:: TRECHO FORNECIDO

Recordando o modo de funcionamento do calendário Juliano:
havia três anos consecutivos com 365 dias e ¼. A cada quatro anos,
acrescentava-se mais um. Portanto a duração média de um ano Juliano era de
365,25 dias – ou 365 dias e 6 horas.
Portanto temos uma defasagem: o ano trópico, ou solar, é de
365 dias, 5 horas, 48 minutos e 45,2 segundos. São 12 minutos aproximadamente
de diferença. Portanto, a cada 128 anos teremos 1 dia de defasagem.
O cenário começou a mudar quando o imperador Constantino
chegou ao poder.
Em 325, Constantino convocou o Concílio de Nicéia. Naquele
momento, a Igreja Católica já era a representante da religião oficial do
império. Esse Concílio estabeleceu entendimentos importantes quanto ao
calendário do Império.
A celebração mais importante da fé cristã é a Páscoa. Nessa
data se comemora a ressurreição de Jesus Cristo. Um detalhe interessante é que
a Páscoa ocorre em data móvel, diferente do Natal, sempre em 25 de dezembro.

::::
:: DADOS DE ORIGEM

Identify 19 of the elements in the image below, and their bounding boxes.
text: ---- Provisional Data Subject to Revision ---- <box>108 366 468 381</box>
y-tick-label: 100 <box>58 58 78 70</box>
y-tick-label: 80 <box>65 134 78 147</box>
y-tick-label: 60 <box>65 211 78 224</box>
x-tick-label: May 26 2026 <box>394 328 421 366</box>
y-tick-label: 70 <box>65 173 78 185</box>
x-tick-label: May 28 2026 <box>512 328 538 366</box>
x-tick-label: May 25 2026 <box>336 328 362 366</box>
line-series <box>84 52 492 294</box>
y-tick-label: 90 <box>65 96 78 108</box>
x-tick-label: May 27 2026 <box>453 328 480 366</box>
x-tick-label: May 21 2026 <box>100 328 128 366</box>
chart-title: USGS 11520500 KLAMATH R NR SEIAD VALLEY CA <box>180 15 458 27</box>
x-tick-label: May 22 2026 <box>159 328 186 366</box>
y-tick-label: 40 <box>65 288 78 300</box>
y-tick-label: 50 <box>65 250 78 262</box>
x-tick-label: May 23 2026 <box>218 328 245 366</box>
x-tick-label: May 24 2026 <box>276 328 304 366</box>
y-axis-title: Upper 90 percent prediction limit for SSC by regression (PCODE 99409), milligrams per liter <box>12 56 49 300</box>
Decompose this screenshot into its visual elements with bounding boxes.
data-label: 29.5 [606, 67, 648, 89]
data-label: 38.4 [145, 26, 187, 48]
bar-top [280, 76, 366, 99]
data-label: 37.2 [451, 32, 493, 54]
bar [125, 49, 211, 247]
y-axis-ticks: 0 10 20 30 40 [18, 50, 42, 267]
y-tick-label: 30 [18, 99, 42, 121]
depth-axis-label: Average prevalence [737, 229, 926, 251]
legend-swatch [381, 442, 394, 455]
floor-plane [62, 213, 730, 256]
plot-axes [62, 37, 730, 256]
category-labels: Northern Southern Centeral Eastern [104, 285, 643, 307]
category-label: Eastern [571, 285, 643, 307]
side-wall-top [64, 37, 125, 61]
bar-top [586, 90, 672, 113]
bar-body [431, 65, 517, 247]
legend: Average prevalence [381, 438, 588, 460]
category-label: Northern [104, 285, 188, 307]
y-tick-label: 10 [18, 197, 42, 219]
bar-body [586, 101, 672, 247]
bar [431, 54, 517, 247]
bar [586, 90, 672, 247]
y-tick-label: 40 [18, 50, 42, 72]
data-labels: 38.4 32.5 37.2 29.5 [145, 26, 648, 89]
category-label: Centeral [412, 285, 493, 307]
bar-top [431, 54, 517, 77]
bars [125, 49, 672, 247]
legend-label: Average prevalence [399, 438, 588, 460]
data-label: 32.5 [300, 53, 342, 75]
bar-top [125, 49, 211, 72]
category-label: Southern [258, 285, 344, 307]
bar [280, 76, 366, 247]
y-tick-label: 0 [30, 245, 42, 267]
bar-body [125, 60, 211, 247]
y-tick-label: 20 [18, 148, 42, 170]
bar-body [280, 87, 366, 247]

::::

> CONJUNTO DE TAREFAS
- 1) Devolva o trecho fornecido na íntegra, sem alterar nada.
- 2) Redigite sem alterações apenas as linhas da listagem que vão do início dela até a linha que contém "y-tick-label: 80 <box>65 134 78 147</box>", incluindo essa linha.
O trecho e a listagem são materiais independentes entre si.

> RESPOSTAS ÀS TAREFAS
- 1)
Recordando o modo de funcionamento do calendário Juliano:
havia três anos consecutivos com 365 dias e ¼. A cada quatro anos,
acrescentava-se mais um. Portanto a duração média de um ano Juliano era de
365,25 dias – ou 365 dias e 6 horas.
Portanto temos uma defasagem: o ano trópico, ou solar, é de
365 dias, 5 horas, 48 minutos e 45,2 segundos. São 12 minutos aproximadamente
de diferença. Portanto, a cada 128 anos teremos 1 dia de defasagem.
O cenário começou a mudar quando o imperador Constantino
chegou ao poder.
Em 325, Constantino convocou o Concílio de Nicéia. Naquele
momento, a Igreja Católica já era a representante da religião oficial do
império. Esse Concílio estabeleceu entendimentos importantes quanto ao
calendário do Império.
A celebração mais importante da fé cristã é a Páscoa. Nessa
data se comemora a ressurreição de Jesus Cristo. Um detalhe interessante é que
a Páscoa ocorre em data móvel, diferente do Natal, sempre em 25 de dezembro.

- 2)
Identify 19 of the elements in the image below, and their bounding boxes.
text: ---- Provisional Data Subject to Revision ---- <box>108 366 468 381</box>
y-tick-label: 100 <box>58 58 78 70</box>
y-tick-label: 80 <box>65 134 78 147</box>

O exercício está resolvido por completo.